What needs to be done: Where does the word "HasHAI" show up in the data? Please find each such line and copy it.

[Opening Record extracts section]

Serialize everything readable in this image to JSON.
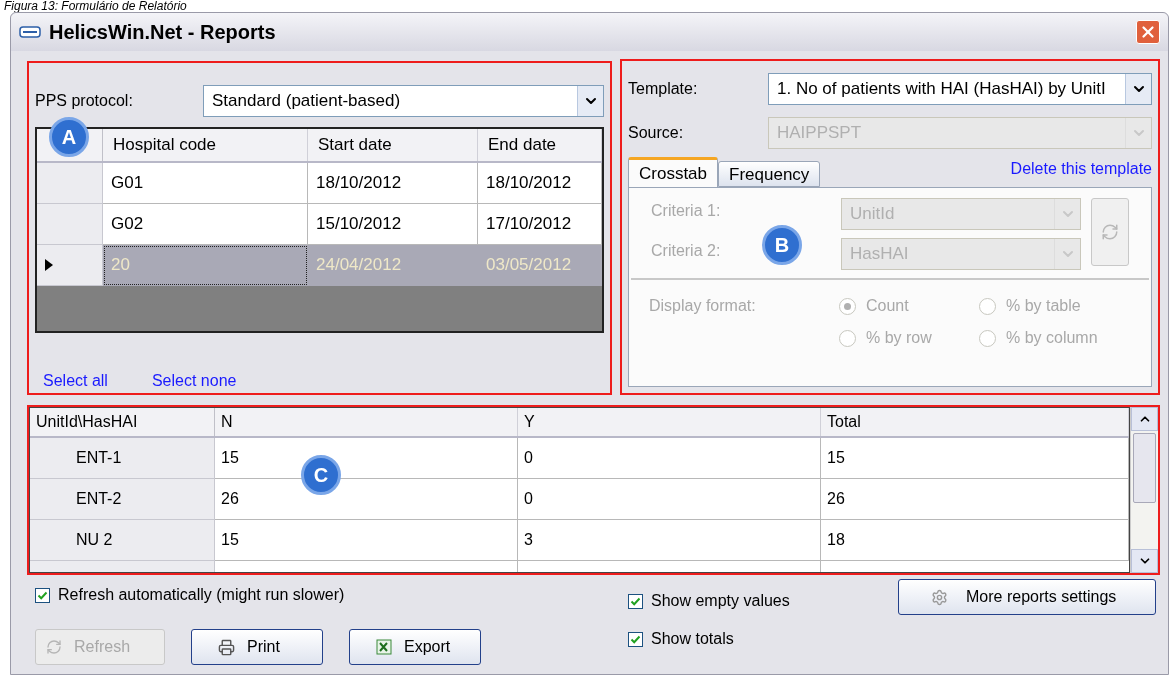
{
  "caption": "Figura 13: Formulário de Relatório",
  "window": {
    "title": "HelicsWin.Net - Reports"
  },
  "selection_panel": {
    "protocol_label": "PPS protocol:",
    "protocol_value": "Standard (patient-based)",
    "columns": [
      "Hospital code",
      "Start date",
      "End date"
    ],
    "rows": [
      {
        "cells": [
          "G01",
          "18/10/2012",
          "18/10/2012"
        ],
        "selected": false
      },
      {
        "cells": [
          "G02",
          "15/10/2012",
          "17/10/2012"
        ],
        "selected": false
      },
      {
        "cells": [
          "20",
          "24/04/2012",
          "03/05/2012"
        ],
        "selected": true
      }
    ],
    "links": [
      "Select all",
      "Select none"
    ]
  },
  "template_panel": {
    "template_label": "Template:",
    "template_value": "1. No of patients with HAI (HasHAI) by UnitI",
    "source_label": "Source:",
    "source_value": "HAIPPSPT",
    "tabs": [
      {
        "label": "Crosstab",
        "selected": true
      },
      {
        "label": "Frequency",
        "selected": false
      }
    ],
    "delete_link": "Delete this template",
    "disabled": true,
    "criteria": [
      {
        "label": "Criteria 1:",
        "value": "UnitId"
      },
      {
        "label": "Criteria 2:",
        "value": "HasHAI"
      }
    ],
    "display_format_label": "Display format:",
    "formats": [
      {
        "label": "Count",
        "selected": true
      },
      {
        "label": "% by table",
        "selected": false
      },
      {
        "label": "% by row",
        "selected": false
      },
      {
        "label": "% by column",
        "selected": false
      }
    ]
  },
  "results": {
    "corner": "UnitId\\HasHAI",
    "columns": [
      "N",
      "Y",
      "Total"
    ],
    "rows": [
      {
        "label": "ENT-1",
        "cells": [
          "15",
          "0",
          "15"
        ]
      },
      {
        "label": "ENT-2",
        "cells": [
          "26",
          "0",
          "26"
        ]
      },
      {
        "label": "NU 2",
        "cells": [
          "15",
          "3",
          "18"
        ]
      }
    ]
  },
  "refresh_option": {
    "label": "Refresh automatically (might run slower)",
    "checked": true
  },
  "display_options": [
    {
      "label": "Show empty values",
      "checked": true
    },
    {
      "label": "Show totals",
      "checked": true
    }
  ],
  "buttons": [
    {
      "kind": "refresh",
      "label": "Refresh",
      "disabled": true
    },
    {
      "kind": "print",
      "label": "Print",
      "disabled": false
    },
    {
      "kind": "export",
      "label": "Export",
      "disabled": false
    }
  ],
  "settings_button": "More reports settings",
  "callouts": [
    "A",
    "B",
    "C"
  ]
}
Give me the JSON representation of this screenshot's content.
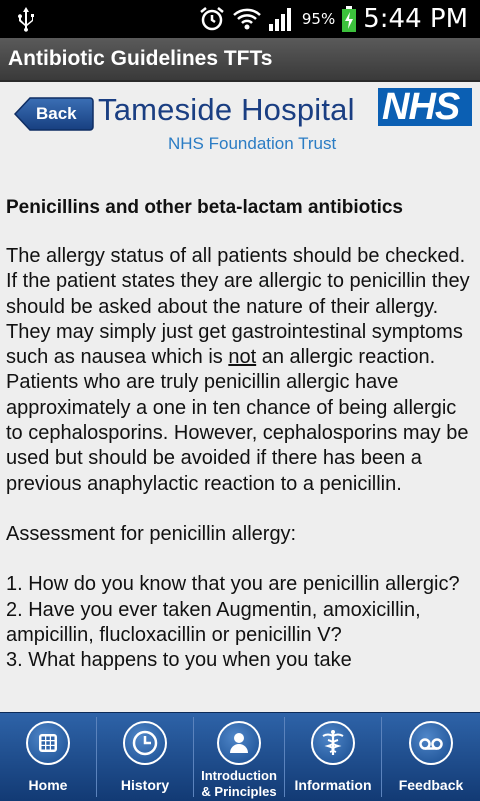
{
  "status_bar": {
    "battery_percent": "95%",
    "time": "5:44 PM"
  },
  "app": {
    "title": "Antibiotic Guidelines TFTs"
  },
  "header": {
    "back_label": "Back",
    "hospital_name": "Tameside Hospital",
    "trust_name": "NHS Foundation Trust",
    "nhs_logo_text": "NHS"
  },
  "content": {
    "heading": "Penicillins and other beta-lactam antibiotics",
    "para1_a": "The allergy status of all patients should be checked. If the patient states they are allergic to penicillin they should be asked about the nature of their allergy. They may simply just get gastrointestinal symptoms such as nausea which is ",
    "para1_underline": "not",
    "para1_b": " an allergic reaction. Patients who are truly penicillin allergic have approximately a one in ten chance of being allergic to cephalosporins. However, cephalosporins may be used but should be avoided if there has been a previous anaphylactic reaction to a penicillin.",
    "assessment_title": "Assessment for penicillin allergy:",
    "q1": "1. How do you know that you are penicillin allergic?",
    "q2": "2. Have you ever taken Augmentin, amoxicillin, ampicillin, flucloxacillin or penicillin V?",
    "q3": "3. What happens to you when you take"
  },
  "tabs": [
    {
      "label": "Home",
      "icon": "grid-icon"
    },
    {
      "label": "History",
      "icon": "clock-icon"
    },
    {
      "label_line1": "Introduction",
      "label_line2": "& Principles",
      "icon": "person-icon"
    },
    {
      "label": "Information",
      "icon": "caduceus-icon"
    },
    {
      "label": "Feedback",
      "icon": "voicemail-icon"
    }
  ],
  "colors": {
    "hospital_blue": "#1a3e82",
    "nhs_blue": "#0b5fb3",
    "tabbar_blue": "#2e63a8"
  }
}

[Closing Record extracts section]

Answer section:
    "template_value": "1. No of patients with HAI (HasHAI) by UnitI",
        "value": "HasHAI"
    "corner": "UnitId\\HasHAI",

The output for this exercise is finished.